═════ RECORDS FOR THE EXERCISE

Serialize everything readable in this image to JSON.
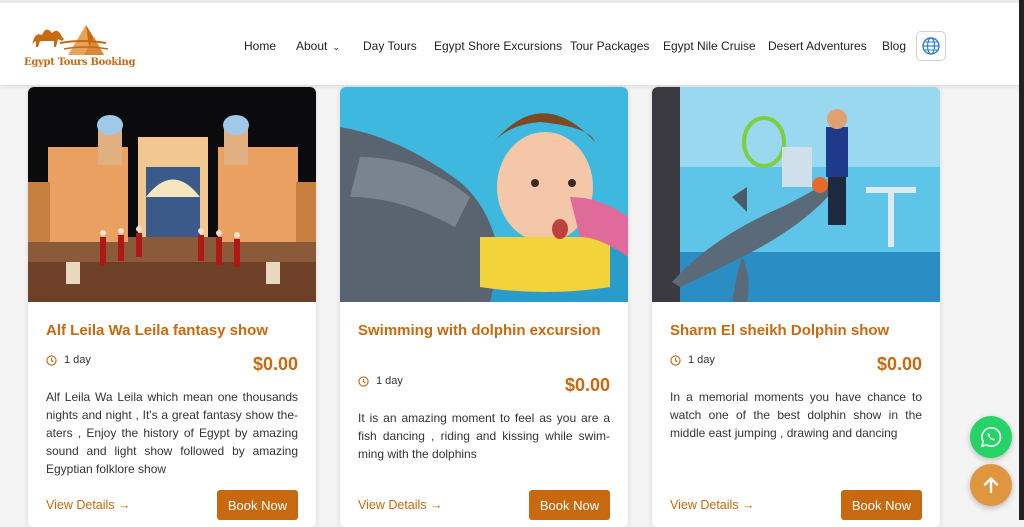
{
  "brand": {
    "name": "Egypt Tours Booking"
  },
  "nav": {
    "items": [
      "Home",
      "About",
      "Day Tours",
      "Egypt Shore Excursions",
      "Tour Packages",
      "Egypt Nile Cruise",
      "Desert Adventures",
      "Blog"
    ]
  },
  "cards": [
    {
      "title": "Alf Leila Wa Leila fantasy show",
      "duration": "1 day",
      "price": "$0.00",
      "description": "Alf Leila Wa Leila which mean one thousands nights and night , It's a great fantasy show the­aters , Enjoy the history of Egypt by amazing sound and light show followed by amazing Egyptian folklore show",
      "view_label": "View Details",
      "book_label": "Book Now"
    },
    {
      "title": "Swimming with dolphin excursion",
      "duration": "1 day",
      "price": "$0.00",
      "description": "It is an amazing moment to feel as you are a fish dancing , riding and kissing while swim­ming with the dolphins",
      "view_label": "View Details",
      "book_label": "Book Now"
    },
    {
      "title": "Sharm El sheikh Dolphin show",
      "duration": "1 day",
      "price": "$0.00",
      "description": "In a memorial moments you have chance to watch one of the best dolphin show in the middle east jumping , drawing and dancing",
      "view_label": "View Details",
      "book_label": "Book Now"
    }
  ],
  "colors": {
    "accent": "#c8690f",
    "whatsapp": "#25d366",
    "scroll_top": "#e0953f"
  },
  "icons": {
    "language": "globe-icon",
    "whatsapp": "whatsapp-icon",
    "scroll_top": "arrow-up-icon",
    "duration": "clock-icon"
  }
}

══════════

In the listing, find each line with the string "Egypt" and copy it.

FINISHED EXERCISE
    "name": "Egypt Tours Booking"
      "Egypt Shore Excursions",
      "Egypt Nile Cruise",
      "description": "Alf Leila Wa Leila which mean one thousands nights and night , It's a great fantasy show the­aters , Enjoy the history of Egypt by amazing sound and light show followed by amazing Egyptian folklore show",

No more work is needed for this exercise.